> The request: Copy out the listing that follows, exactly, without its pictures.

> Material for this task:
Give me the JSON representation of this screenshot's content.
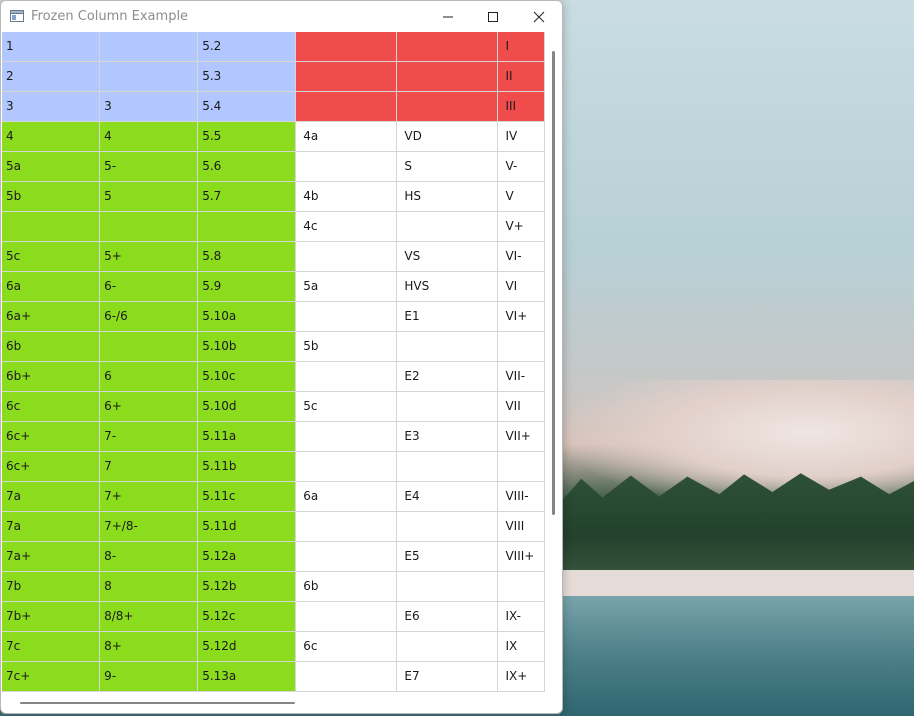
{
  "window": {
    "title": "Frozen Column Example"
  },
  "titlebar_buttons": {
    "minimize": "minimize-icon",
    "maximize": "maximize-icon",
    "close": "close-icon"
  },
  "colors": {
    "frozen_blue": "#b2c6ff",
    "frozen_red": "#f04c4c",
    "green": "#8cdc1e",
    "white": "#ffffff"
  },
  "rows": [
    {
      "cells": [
        "1",
        "",
        "5.2",
        "",
        "",
        "I"
      ],
      "style": "frozen"
    },
    {
      "cells": [
        "2",
        "",
        "5.3",
        "",
        "",
        "II"
      ],
      "style": "frozen"
    },
    {
      "cells": [
        "3",
        "3",
        "5.4",
        "",
        "",
        "III"
      ],
      "style": "frozen"
    },
    {
      "cells": [
        "4",
        "4",
        "5.5",
        "4a",
        "VD",
        "IV"
      ],
      "style": "body"
    },
    {
      "cells": [
        "5a",
        "5-",
        "5.6",
        "",
        "S",
        "V-"
      ],
      "style": "body"
    },
    {
      "cells": [
        "5b",
        "5",
        "5.7",
        "4b",
        "HS",
        "V"
      ],
      "style": "body"
    },
    {
      "cells": [
        "",
        "",
        "",
        "4c",
        "",
        "V+"
      ],
      "style": "body"
    },
    {
      "cells": [
        "5c",
        "5+",
        "5.8",
        "",
        "VS",
        "VI-"
      ],
      "style": "body"
    },
    {
      "cells": [
        "6a",
        "6-",
        "5.9",
        "5a",
        "HVS",
        "VI"
      ],
      "style": "body"
    },
    {
      "cells": [
        "6a+",
        "6-/6",
        "5.10a",
        "",
        "E1",
        "VI+"
      ],
      "style": "body"
    },
    {
      "cells": [
        "6b",
        "",
        "5.10b",
        "5b",
        "",
        ""
      ],
      "style": "body"
    },
    {
      "cells": [
        "6b+",
        "6",
        "5.10c",
        "",
        "E2",
        "VII-"
      ],
      "style": "body"
    },
    {
      "cells": [
        "6c",
        "6+",
        "5.10d",
        "5c",
        "",
        "VII"
      ],
      "style": "body"
    },
    {
      "cells": [
        "6c+",
        "7-",
        "5.11a",
        "",
        "E3",
        "VII+"
      ],
      "style": "body"
    },
    {
      "cells": [
        "6c+",
        "7",
        "5.11b",
        "",
        "",
        ""
      ],
      "style": "body"
    },
    {
      "cells": [
        "7a",
        "7+",
        "5.11c",
        "6a",
        "E4",
        "VIII-"
      ],
      "style": "body"
    },
    {
      "cells": [
        "7a",
        "7+/8-",
        "5.11d",
        "",
        "",
        "VIII"
      ],
      "style": "body"
    },
    {
      "cells": [
        "7a+",
        "8-",
        "5.12a",
        "",
        "E5",
        "VIII+"
      ],
      "style": "body"
    },
    {
      "cells": [
        "7b",
        "8",
        "5.12b",
        "6b",
        "",
        ""
      ],
      "style": "body"
    },
    {
      "cells": [
        "7b+",
        "8/8+",
        "5.12c",
        "",
        "E6",
        "IX-"
      ],
      "style": "body"
    },
    {
      "cells": [
        "7c",
        "8+",
        "5.12d",
        "6c",
        "",
        "IX"
      ],
      "style": "body"
    },
    {
      "cells": [
        "7c+",
        "9-",
        "5.13a",
        "",
        "E7",
        "IX+"
      ],
      "style": "body"
    }
  ]
}
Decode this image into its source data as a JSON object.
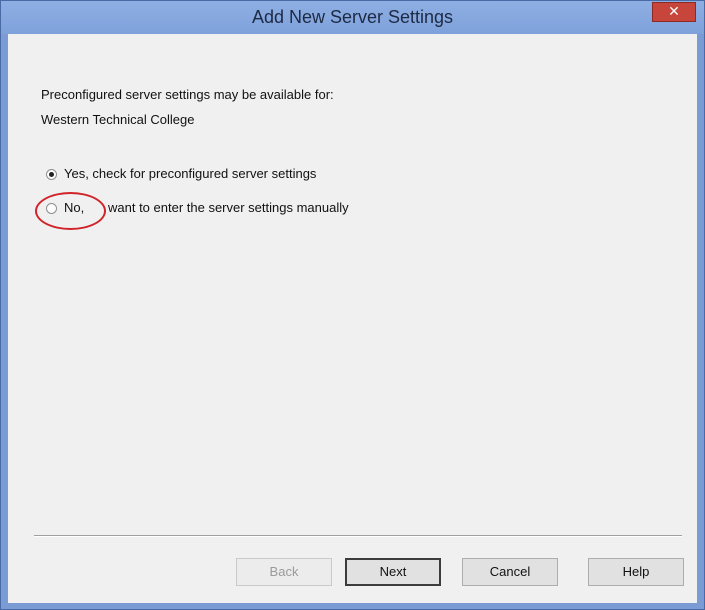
{
  "window": {
    "title": "Add New Server Settings",
    "close_glyph": "✕"
  },
  "content": {
    "intro_line": "Preconfigured server settings may be available for:",
    "institution": "Western Technical College",
    "options": [
      {
        "label": "Yes, check for preconfigured server settings",
        "selected": true
      },
      {
        "label": "No,",
        "selected": false
      }
    ],
    "option2_rest": "want to enter the server settings manually"
  },
  "buttons": {
    "back": "Back",
    "next": "Next",
    "cancel": "Cancel",
    "help": "Help"
  },
  "colors": {
    "titlebar": "#7fa1db",
    "client": "#f0f0f0",
    "annotation": "#d0242a"
  }
}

> Solution:
Give me the JSON representation of this screenshot's content.
{
  "window": {
    "title": "Frozen Column Example"
  },
  "titlebar_buttons": {
    "minimize": "minimize-icon",
    "maximize": "maximize-icon",
    "close": "close-icon"
  },
  "colors": {
    "frozen_blue": "#b2c6ff",
    "frozen_red": "#f04c4c",
    "green": "#8cdc1e",
    "white": "#ffffff"
  },
  "rows": [
    {
      "cells": [
        "1",
        "",
        "5.2",
        "",
        "",
        "I"
      ],
      "style": "frozen"
    },
    {
      "cells": [
        "2",
        "",
        "5.3",
        "",
        "",
        "II"
      ],
      "style": "frozen"
    },
    {
      "cells": [
        "3",
        "3",
        "5.4",
        "",
        "",
        "III"
      ],
      "style": "frozen"
    },
    {
      "cells": [
        "4",
        "4",
        "5.5",
        "4a",
        "VD",
        "IV"
      ],
      "style": "body"
    },
    {
      "cells": [
        "5a",
        "5-",
        "5.6",
        "",
        "S",
        "V-"
      ],
      "style": "body"
    },
    {
      "cells": [
        "5b",
        "5",
        "5.7",
        "4b",
        "HS",
        "V"
      ],
      "style": "body"
    },
    {
      "cells": [
        "",
        "",
        "",
        "4c",
        "",
        "V+"
      ],
      "style": "body"
    },
    {
      "cells": [
        "5c",
        "5+",
        "5.8",
        "",
        "VS",
        "VI-"
      ],
      "style": "body"
    },
    {
      "cells": [
        "6a",
        "6-",
        "5.9",
        "5a",
        "HVS",
        "VI"
      ],
      "style": "body"
    },
    {
      "cells": [
        "6a+",
        "6-/6",
        "5.10a",
        "",
        "E1",
        "VI+"
      ],
      "style": "body"
    },
    {
      "cells": [
        "6b",
        "",
        "5.10b",
        "5b",
        "",
        ""
      ],
      "style": "body"
    },
    {
      "cells": [
        "6b+",
        "6",
        "5.10c",
        "",
        "E2",
        "VII-"
      ],
      "style": "body"
    },
    {
      "cells": [
        "6c",
        "6+",
        "5.10d",
        "5c",
        "",
        "VII"
      ],
      "style": "body"
    },
    {
      "cells": [
        "6c+",
        "7-",
        "5.11a",
        "",
        "E3",
        "VII+"
      ],
      "style": "body"
    },
    {
      "cells": [
        "6c+",
        "7",
        "5.11b",
        "",
        "",
        ""
      ],
      "style": "body"
    },
    {
      "cells": [
        "7a",
        "7+",
        "5.11c",
        "6a",
        "E4",
        "VIII-"
      ],
      "style": "body"
    },
    {
      "cells": [
        "7a",
        "7+/8-",
        "5.11d",
        "",
        "",
        "VIII"
      ],
      "style": "body"
    },
    {
      "cells": [
        "7a+",
        "8-",
        "5.12a",
        "",
        "E5",
        "VIII+"
      ],
      "style": "body"
    },
    {
      "cells": [
        "7b",
        "8",
        "5.12b",
        "6b",
        "",
        ""
      ],
      "style": "body"
    },
    {
      "cells": [
        "7b+",
        "8/8+",
        "5.12c",
        "",
        "E6",
        "IX-"
      ],
      "style": "body"
    },
    {
      "cells": [
        "7c",
        "8+",
        "5.12d",
        "6c",
        "",
        "IX"
      ],
      "style": "body"
    },
    {
      "cells": [
        "7c+",
        "9-",
        "5.13a",
        "",
        "E7",
        "IX+"
      ],
      "style": "body"
    }
  ]
}
Decode this image into its source data as a JSON object.
{
  "window": {
    "title": "Add New Server Settings",
    "close_glyph": "✕"
  },
  "content": {
    "intro_line": "Preconfigured server settings may be available for:",
    "institution": "Western Technical College",
    "options": [
      {
        "label": "Yes, check for preconfigured server settings",
        "selected": true
      },
      {
        "label": "No,",
        "selected": false
      }
    ],
    "option2_rest": "want to enter the server settings manually"
  },
  "buttons": {
    "back": "Back",
    "next": "Next",
    "cancel": "Cancel",
    "help": "Help"
  },
  "colors": {
    "titlebar": "#7fa1db",
    "client": "#f0f0f0",
    "annotation": "#d0242a"
  }
}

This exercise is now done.